__DATASET CONTENT__:
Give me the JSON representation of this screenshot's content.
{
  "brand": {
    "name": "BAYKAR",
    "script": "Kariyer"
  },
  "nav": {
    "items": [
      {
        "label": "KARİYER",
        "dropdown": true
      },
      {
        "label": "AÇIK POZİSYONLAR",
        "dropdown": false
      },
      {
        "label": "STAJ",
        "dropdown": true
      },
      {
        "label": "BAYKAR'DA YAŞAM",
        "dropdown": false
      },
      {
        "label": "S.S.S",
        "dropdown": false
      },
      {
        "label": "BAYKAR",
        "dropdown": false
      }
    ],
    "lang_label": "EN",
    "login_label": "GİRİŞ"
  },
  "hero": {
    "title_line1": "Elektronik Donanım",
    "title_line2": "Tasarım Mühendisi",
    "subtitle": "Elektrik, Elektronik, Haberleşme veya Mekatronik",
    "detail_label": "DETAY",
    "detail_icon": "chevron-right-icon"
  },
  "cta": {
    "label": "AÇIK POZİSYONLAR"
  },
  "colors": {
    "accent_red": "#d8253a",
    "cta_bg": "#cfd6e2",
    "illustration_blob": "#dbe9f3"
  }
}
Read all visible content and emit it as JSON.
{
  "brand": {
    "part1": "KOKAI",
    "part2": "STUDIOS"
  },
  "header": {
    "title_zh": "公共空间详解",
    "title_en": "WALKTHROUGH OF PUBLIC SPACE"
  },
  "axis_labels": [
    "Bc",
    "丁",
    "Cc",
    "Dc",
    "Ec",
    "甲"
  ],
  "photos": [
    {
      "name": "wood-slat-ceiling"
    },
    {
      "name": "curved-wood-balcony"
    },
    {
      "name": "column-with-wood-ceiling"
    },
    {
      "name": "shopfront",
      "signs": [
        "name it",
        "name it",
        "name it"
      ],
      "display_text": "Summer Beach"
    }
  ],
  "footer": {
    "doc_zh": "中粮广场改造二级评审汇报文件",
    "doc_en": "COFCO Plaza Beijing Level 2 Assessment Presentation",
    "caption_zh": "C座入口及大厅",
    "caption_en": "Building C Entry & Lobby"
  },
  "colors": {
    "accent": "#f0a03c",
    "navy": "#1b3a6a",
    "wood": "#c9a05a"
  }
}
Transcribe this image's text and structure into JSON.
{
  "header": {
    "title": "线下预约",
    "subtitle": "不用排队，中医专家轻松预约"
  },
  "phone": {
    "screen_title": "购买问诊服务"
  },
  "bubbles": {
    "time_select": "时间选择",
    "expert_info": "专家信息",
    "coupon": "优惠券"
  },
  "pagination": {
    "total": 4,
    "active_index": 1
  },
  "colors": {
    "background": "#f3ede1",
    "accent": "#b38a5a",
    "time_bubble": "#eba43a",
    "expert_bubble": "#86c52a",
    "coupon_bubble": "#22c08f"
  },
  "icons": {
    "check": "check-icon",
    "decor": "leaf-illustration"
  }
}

__WRITTEN PROBLEM__:
All lines that include "name" are to be gathered and copied.

__EXERCISE RESPONSE__:
    "name": "BAYKAR",
      "name": "wood-slat-ceiling"
      "name": "curved-wood-balcony"
      "name": "column-with-wood-ceiling"
      "name": "shopfront",
        "name it",
        "name it",
        "name it"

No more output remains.